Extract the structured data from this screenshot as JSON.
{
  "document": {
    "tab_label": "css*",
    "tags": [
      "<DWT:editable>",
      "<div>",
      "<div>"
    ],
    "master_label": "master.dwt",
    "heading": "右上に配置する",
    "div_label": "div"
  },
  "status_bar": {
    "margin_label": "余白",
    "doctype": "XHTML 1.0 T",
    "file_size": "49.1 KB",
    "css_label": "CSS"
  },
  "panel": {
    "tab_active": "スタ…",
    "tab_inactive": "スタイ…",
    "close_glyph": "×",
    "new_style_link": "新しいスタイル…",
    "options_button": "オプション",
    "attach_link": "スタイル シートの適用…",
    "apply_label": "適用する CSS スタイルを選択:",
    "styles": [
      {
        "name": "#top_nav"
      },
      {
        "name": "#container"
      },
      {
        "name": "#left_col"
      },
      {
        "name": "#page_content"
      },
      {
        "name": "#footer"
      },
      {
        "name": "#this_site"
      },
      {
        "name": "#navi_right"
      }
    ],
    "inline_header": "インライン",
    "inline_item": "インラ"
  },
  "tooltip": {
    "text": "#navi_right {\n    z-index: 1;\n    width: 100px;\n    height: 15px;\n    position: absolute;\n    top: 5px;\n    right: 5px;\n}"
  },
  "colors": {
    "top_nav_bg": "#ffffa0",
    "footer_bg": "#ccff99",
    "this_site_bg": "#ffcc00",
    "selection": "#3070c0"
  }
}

-- -- --

- YOUR OBJECTIVE
Print back all the lines verbatim.

- COMPLETE ANSWER
Extract the structured data from this screenshot as JSON.
{
  "document": {
    "tab_label": "css*",
    "tags": [
      "<DWT:editable>",
      "<div>",
      "<div>"
    ],
    "master_label": "master.dwt",
    "heading": "右上に配置する",
    "div_label": "div"
  },
  "status_bar": {
    "margin_label": "余白",
    "doctype": "XHTML 1.0 T",
    "file_size": "49.1 KB",
    "css_label": "CSS"
  },
  "panel": {
    "tab_active": "スタ…",
    "tab_inactive": "スタイ…",
    "close_glyph": "×",
    "new_style_link": "新しいスタイル…",
    "options_button": "オプション",
    "attach_link": "スタイル シートの適用…",
    "apply_label": "適用する CSS スタイルを選択:",
    "styles": [
      {
        "name": "#top_nav"
      },
      {
        "name": "#container"
      },
      {
        "name": "#left_col"
      },
      {
        "name": "#page_content"
      },
      {
        "name": "#footer"
      },
      {
        "name": "#this_site"
      },
      {
        "name": "#navi_right"
      }
    ],
    "inline_header": "インライン",
    "inline_item": "インラ"
  },
  "tooltip": {
    "text": "#navi_right {\n    z-index: 1;\n    width: 100px;\n    height: 15px;\n    position: absolute;\n    top: 5px;\n    right: 5px;\n}"
  },
  "colors": {
    "top_nav_bg": "#ffffa0",
    "footer_bg": "#ccff99",
    "this_site_bg": "#ffcc00",
    "selection": "#3070c0"
  }
}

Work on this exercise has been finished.